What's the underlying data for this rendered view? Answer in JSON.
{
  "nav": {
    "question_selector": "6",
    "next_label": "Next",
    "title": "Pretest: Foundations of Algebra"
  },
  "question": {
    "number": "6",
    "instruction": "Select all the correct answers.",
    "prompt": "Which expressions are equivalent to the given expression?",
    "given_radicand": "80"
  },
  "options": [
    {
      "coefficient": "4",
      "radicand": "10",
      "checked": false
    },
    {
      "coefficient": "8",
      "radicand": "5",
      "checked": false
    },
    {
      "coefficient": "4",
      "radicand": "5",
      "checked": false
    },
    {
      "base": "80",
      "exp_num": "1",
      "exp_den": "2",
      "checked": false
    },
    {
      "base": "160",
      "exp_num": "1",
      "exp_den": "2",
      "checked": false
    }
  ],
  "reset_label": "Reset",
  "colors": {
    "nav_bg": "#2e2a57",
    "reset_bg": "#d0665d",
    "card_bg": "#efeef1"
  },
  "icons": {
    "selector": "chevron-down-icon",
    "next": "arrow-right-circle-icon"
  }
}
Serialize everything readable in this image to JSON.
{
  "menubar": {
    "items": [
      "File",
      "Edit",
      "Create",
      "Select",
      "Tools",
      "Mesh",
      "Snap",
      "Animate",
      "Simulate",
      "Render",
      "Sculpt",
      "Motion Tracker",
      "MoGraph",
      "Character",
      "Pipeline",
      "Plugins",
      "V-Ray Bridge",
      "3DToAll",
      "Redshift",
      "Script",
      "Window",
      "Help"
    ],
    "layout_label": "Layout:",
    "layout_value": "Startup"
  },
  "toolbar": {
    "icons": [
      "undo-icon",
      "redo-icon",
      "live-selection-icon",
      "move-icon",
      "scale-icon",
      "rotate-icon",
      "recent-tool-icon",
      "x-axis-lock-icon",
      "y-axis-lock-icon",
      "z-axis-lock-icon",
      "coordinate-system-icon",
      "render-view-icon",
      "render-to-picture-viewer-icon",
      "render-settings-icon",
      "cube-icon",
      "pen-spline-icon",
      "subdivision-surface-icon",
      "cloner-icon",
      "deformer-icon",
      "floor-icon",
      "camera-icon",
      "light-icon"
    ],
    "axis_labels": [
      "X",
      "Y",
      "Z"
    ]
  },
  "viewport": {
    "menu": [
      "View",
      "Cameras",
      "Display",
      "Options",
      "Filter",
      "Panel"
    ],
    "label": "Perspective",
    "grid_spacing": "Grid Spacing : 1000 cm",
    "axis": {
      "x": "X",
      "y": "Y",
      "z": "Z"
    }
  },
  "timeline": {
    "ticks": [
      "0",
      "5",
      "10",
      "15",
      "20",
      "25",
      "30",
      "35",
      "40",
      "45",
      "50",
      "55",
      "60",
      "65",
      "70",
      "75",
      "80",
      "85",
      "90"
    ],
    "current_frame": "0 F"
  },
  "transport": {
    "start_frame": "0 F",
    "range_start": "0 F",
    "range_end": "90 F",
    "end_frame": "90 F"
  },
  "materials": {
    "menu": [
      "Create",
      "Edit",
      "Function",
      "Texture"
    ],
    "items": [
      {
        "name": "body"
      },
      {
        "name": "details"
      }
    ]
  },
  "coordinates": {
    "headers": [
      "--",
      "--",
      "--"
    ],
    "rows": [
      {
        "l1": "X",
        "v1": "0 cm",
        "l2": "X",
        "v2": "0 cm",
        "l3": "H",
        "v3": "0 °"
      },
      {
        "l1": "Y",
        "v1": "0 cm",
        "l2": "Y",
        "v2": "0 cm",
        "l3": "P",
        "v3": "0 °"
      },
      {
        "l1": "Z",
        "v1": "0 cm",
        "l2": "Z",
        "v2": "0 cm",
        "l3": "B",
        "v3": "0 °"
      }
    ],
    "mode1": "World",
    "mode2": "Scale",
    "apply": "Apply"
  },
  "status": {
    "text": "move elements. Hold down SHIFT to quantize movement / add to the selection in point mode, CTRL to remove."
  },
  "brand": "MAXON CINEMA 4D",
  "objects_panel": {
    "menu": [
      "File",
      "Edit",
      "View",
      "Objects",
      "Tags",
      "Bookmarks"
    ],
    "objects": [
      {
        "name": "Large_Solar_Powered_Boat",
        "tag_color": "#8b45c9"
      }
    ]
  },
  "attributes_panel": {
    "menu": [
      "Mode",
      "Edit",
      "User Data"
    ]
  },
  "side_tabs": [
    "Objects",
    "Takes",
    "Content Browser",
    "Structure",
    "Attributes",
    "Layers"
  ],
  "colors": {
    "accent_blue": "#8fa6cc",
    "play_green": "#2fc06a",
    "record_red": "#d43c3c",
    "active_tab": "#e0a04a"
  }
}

○ ○ ○ ○

## [WHAT NEEDS TO BE DONE]
Scan the material line by line and report each one that contains "JSON".

## [WRITTEN SOLUTION]
What's the underlying data for this rendered view? Answer in JSON.
Serialize everything readable in this image to JSON.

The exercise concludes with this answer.